**Extracted records:**
—————
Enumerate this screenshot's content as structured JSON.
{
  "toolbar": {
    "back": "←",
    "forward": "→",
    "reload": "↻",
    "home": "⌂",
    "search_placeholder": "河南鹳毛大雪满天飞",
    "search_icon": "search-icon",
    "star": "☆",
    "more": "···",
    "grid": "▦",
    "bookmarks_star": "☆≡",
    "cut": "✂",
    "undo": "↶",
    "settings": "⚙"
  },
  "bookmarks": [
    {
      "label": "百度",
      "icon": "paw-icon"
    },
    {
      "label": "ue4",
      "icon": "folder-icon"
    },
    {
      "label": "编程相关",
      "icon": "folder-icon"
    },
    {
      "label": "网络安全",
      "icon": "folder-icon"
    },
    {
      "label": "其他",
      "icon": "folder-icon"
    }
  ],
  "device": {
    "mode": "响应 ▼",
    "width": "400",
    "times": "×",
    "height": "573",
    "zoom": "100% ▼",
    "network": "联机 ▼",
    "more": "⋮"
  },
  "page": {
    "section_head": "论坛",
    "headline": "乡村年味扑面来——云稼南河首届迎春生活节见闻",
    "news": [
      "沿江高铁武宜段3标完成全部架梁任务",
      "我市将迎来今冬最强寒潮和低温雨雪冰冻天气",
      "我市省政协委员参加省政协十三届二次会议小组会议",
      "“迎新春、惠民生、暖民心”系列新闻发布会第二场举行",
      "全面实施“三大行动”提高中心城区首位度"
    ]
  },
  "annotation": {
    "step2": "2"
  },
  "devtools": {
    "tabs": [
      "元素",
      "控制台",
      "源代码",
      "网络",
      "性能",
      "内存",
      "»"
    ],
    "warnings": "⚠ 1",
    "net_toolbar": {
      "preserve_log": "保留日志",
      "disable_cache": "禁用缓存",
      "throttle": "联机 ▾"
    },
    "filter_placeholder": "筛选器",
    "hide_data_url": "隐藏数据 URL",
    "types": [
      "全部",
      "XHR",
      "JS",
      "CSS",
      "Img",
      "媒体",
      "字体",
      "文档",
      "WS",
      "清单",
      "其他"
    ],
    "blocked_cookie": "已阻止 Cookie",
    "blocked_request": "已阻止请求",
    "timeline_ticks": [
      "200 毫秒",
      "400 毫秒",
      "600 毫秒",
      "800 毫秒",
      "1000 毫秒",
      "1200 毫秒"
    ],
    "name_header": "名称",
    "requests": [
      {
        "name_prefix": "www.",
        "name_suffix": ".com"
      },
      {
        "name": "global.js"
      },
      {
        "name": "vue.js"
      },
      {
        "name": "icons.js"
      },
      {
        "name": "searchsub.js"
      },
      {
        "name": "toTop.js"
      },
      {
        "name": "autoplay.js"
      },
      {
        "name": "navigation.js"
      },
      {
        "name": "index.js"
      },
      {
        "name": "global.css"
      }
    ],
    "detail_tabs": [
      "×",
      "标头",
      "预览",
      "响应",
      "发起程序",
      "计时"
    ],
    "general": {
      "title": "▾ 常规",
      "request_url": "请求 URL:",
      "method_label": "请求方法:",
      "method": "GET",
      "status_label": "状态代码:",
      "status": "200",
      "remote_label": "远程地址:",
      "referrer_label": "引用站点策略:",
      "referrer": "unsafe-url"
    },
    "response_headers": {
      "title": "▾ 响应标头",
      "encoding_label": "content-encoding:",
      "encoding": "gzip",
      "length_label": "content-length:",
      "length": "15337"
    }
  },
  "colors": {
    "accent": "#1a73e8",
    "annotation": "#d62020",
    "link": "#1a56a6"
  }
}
—————
**Given request:**
Show the lines that mention the word "content".

**Problem solution:**
Enumerate this screenshot's content as structured JSON.
      "encoding_label": "content-encoding:",
      "length_label": "content-length:",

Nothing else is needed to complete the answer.